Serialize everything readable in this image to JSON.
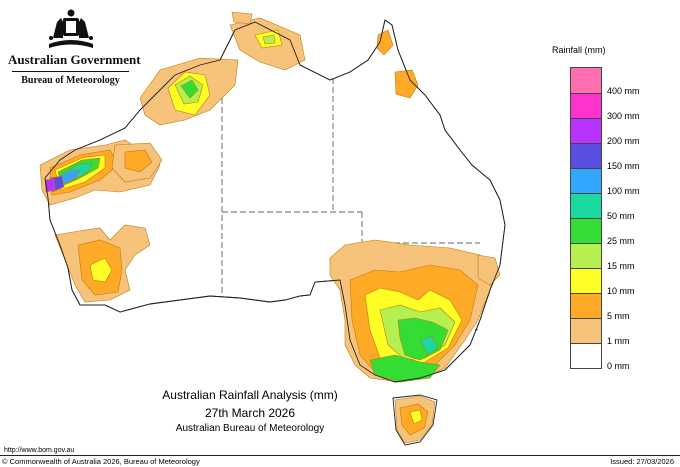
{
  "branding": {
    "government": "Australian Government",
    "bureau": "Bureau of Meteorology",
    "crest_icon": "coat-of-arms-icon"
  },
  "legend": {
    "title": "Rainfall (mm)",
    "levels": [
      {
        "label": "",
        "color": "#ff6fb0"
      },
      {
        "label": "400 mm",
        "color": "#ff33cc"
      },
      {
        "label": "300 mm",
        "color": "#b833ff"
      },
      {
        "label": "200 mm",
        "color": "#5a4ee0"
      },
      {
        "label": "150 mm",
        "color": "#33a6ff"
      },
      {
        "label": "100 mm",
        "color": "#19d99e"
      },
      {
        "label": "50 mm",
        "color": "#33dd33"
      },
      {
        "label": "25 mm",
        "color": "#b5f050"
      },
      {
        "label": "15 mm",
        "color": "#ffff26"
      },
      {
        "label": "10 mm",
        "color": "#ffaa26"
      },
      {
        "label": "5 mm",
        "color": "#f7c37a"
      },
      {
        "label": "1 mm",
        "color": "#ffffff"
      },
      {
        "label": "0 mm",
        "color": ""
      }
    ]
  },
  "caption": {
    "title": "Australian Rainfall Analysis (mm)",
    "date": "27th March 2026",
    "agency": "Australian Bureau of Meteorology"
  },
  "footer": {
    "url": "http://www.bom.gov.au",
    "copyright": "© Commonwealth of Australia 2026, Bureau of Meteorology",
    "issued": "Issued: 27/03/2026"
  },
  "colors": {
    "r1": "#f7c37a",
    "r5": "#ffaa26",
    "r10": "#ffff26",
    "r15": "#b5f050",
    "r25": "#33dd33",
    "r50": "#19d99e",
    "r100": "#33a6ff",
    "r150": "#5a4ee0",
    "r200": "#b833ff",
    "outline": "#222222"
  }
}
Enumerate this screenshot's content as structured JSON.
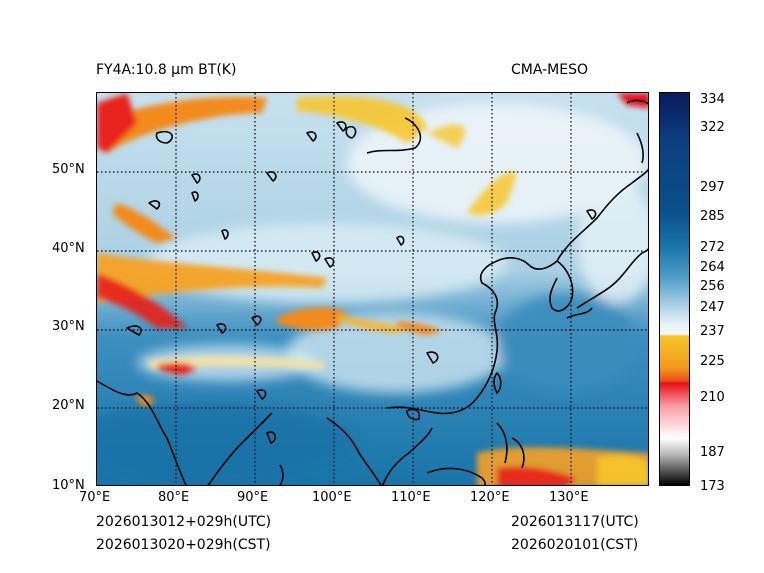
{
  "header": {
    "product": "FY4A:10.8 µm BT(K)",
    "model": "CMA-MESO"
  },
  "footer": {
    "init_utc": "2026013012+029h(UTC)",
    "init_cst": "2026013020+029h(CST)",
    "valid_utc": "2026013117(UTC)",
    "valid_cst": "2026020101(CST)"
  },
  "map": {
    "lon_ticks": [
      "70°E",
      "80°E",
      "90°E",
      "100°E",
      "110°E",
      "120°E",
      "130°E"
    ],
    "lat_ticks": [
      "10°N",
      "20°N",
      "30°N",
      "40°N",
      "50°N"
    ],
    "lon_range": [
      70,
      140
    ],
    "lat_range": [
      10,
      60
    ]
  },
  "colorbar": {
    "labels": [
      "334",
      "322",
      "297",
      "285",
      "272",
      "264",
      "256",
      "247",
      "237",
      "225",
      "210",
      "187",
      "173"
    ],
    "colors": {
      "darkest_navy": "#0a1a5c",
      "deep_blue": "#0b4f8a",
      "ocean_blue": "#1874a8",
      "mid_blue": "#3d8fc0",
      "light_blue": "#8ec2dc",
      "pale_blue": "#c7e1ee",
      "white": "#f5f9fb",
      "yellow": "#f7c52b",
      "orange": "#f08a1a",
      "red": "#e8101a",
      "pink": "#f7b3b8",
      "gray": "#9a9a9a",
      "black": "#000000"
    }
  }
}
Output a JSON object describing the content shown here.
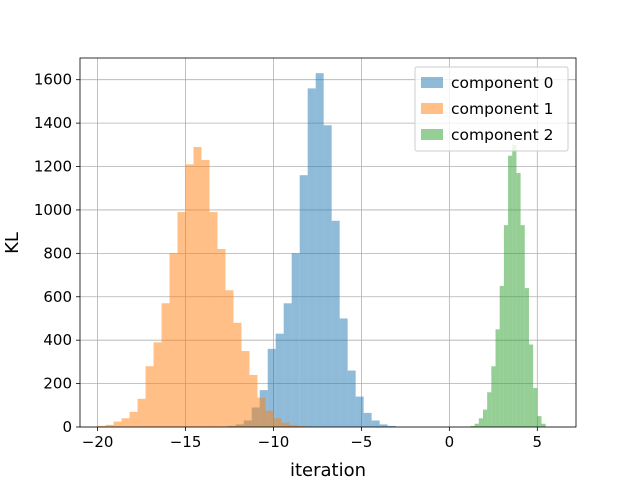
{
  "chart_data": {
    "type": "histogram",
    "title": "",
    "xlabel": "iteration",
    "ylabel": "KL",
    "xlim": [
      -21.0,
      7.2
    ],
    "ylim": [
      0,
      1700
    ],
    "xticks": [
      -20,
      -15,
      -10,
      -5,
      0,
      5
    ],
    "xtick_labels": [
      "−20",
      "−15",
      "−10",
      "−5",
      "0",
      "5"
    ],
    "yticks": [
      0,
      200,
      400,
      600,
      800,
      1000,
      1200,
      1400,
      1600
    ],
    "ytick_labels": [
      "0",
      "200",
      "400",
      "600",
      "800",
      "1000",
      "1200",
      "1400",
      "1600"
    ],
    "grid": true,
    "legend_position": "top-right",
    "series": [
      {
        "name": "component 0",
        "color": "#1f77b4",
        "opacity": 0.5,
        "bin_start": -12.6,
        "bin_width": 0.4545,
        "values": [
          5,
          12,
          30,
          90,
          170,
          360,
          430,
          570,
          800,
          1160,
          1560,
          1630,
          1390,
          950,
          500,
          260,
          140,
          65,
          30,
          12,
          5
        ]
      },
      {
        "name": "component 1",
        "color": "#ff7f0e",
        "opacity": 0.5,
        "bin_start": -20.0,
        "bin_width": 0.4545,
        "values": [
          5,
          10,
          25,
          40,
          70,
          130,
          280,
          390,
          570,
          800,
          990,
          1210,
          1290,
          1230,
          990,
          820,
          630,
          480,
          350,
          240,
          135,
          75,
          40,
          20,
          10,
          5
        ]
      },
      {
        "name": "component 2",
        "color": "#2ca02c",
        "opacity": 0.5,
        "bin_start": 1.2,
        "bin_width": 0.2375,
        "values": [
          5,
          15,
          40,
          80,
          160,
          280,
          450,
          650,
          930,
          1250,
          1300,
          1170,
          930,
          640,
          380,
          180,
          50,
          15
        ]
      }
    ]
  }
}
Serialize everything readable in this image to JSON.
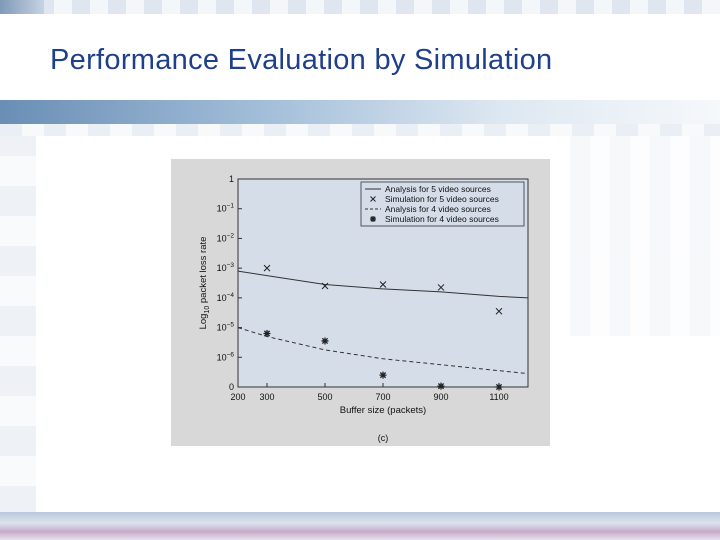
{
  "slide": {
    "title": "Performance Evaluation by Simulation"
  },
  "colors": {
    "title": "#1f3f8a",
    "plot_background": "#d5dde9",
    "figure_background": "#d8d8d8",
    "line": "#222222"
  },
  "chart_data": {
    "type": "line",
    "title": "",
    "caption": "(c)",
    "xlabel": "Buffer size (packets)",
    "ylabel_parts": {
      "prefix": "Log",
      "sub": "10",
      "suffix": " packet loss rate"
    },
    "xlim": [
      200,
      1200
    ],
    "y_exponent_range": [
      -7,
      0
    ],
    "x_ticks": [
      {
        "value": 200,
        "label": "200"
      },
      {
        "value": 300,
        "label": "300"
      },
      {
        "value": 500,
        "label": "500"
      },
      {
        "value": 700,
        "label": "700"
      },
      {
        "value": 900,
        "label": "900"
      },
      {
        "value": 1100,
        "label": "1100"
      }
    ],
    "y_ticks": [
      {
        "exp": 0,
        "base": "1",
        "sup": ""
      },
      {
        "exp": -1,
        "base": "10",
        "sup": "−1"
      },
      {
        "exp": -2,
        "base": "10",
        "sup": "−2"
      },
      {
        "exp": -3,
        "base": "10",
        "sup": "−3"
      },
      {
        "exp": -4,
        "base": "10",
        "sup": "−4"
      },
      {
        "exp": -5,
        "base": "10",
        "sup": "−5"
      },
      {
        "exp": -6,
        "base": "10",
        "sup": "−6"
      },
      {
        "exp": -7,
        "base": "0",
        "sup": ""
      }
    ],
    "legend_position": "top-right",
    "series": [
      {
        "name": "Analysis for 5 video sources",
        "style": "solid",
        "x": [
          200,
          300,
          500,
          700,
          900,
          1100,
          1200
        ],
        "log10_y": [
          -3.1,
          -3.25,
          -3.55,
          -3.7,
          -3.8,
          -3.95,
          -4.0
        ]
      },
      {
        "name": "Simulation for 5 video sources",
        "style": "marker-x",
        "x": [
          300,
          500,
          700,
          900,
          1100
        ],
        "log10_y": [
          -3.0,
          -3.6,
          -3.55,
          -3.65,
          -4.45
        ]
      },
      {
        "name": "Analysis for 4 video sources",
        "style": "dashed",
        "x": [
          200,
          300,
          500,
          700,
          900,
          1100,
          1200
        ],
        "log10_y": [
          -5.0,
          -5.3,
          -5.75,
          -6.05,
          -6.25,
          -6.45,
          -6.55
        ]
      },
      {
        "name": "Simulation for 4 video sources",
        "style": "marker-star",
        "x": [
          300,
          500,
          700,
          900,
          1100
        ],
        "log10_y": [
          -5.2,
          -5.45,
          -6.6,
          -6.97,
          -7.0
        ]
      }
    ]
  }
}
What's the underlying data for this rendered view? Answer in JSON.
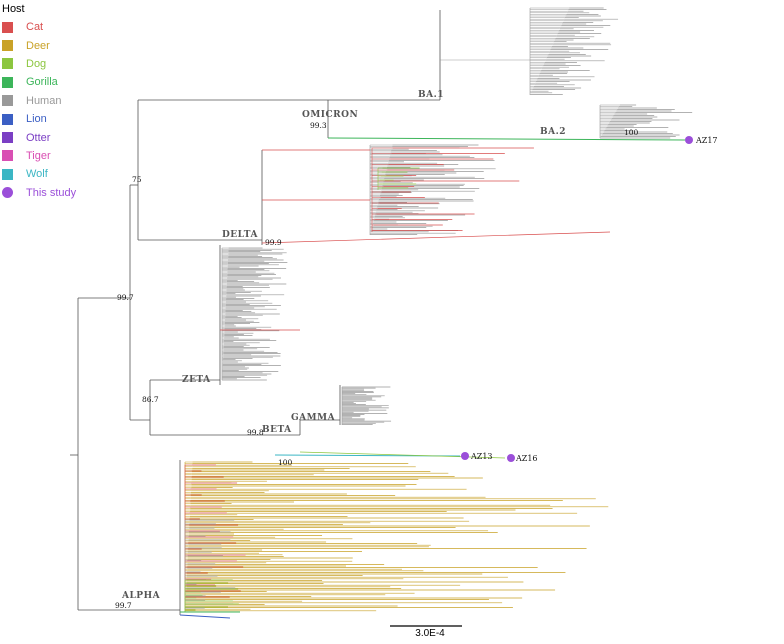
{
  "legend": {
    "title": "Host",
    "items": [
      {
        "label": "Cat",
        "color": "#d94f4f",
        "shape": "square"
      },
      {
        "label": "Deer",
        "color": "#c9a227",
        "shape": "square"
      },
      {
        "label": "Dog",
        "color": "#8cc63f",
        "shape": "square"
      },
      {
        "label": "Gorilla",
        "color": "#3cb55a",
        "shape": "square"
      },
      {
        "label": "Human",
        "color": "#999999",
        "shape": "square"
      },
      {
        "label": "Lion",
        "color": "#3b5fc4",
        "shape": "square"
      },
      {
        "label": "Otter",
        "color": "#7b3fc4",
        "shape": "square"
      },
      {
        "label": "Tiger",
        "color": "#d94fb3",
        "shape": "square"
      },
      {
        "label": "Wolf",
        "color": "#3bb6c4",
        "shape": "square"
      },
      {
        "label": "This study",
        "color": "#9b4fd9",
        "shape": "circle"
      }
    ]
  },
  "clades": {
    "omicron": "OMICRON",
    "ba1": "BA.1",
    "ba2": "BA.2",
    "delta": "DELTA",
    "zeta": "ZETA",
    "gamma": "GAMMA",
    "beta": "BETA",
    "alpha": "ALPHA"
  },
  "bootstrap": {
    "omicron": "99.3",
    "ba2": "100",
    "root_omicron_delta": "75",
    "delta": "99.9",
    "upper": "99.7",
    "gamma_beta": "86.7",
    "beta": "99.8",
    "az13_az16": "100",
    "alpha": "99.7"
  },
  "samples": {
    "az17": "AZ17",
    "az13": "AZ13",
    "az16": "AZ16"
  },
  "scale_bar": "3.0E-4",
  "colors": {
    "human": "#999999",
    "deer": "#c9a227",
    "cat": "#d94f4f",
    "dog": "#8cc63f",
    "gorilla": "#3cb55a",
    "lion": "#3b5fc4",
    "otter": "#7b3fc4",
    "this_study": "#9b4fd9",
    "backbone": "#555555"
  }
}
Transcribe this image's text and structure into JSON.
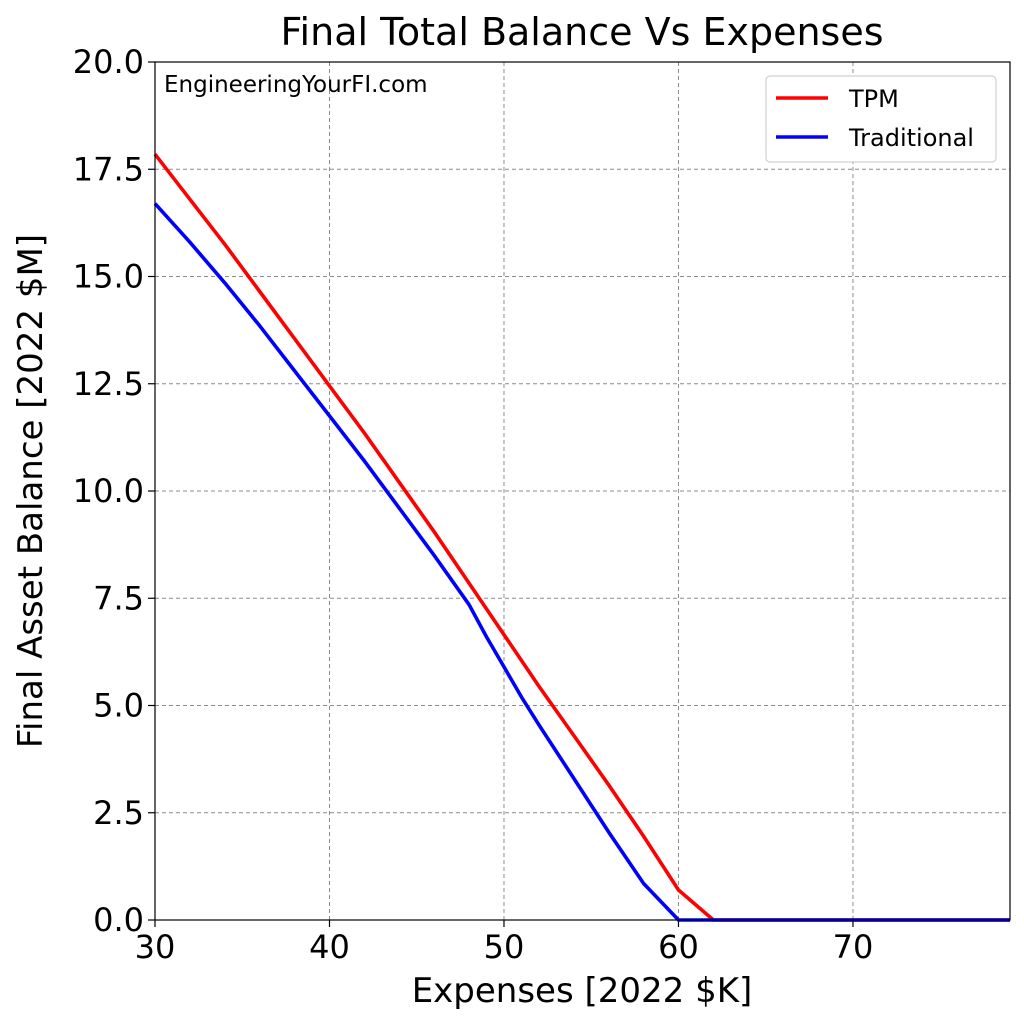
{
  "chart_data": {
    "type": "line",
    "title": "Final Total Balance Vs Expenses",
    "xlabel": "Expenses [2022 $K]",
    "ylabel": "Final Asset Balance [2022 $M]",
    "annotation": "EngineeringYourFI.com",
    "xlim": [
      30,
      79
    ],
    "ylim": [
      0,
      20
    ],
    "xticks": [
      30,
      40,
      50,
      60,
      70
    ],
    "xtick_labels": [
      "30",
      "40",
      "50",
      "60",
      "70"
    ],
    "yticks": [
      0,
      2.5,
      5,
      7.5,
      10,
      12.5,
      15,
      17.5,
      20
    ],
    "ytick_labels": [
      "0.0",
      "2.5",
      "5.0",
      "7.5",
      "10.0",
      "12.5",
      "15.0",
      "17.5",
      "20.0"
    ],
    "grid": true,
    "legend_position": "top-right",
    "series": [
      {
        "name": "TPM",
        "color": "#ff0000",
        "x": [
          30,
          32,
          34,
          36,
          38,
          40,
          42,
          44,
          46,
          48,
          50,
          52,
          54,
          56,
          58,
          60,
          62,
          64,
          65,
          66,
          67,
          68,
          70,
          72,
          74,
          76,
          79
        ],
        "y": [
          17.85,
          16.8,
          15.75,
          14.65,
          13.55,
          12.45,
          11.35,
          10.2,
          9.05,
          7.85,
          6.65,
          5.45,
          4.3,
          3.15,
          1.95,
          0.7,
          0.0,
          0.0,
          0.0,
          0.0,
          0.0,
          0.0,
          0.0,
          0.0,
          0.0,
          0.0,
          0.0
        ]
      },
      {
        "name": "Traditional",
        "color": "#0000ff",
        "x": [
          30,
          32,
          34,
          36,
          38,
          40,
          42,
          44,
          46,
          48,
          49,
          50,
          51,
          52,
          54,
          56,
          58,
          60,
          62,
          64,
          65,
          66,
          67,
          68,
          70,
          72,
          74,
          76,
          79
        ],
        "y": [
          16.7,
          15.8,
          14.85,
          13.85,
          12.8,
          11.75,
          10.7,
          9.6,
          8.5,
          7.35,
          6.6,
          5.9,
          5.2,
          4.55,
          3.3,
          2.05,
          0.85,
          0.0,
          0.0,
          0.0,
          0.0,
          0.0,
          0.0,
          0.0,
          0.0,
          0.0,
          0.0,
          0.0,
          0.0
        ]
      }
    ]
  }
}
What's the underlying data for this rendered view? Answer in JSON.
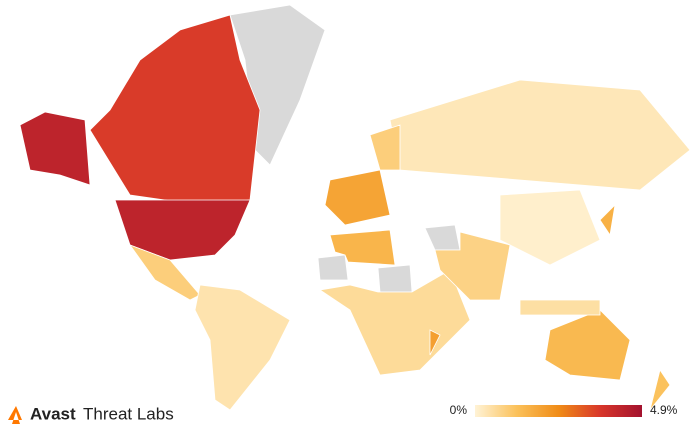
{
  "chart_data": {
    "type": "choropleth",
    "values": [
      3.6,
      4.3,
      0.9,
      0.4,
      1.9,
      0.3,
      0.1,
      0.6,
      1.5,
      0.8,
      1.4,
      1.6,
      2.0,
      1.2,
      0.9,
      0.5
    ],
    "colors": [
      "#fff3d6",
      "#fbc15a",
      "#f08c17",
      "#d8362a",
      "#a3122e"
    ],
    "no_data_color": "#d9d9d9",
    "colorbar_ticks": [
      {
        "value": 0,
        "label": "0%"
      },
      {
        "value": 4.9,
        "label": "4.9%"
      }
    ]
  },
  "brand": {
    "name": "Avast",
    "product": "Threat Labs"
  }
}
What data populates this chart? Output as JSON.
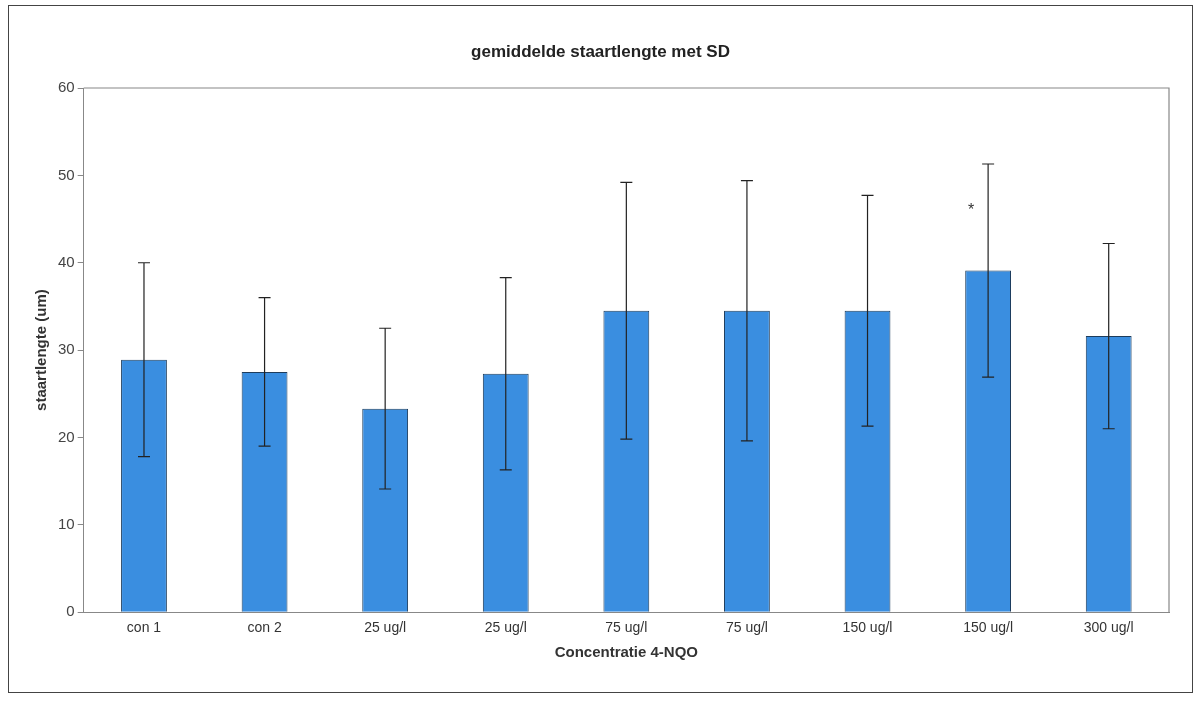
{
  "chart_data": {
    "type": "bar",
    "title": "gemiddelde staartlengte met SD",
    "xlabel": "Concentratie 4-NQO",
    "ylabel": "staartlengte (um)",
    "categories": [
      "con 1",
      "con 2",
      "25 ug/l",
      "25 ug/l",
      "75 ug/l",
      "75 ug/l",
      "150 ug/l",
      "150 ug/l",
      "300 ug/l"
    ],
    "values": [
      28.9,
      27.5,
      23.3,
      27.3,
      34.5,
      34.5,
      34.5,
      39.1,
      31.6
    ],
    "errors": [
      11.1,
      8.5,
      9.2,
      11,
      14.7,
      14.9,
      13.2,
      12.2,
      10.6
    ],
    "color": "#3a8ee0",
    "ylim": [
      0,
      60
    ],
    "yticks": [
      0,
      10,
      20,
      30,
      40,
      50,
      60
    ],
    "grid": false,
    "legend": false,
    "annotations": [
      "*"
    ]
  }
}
--*--
■ Exercise requirements
Tell how many lines in the material above include the word "content", giving the number only.

■ Solution to this problem
2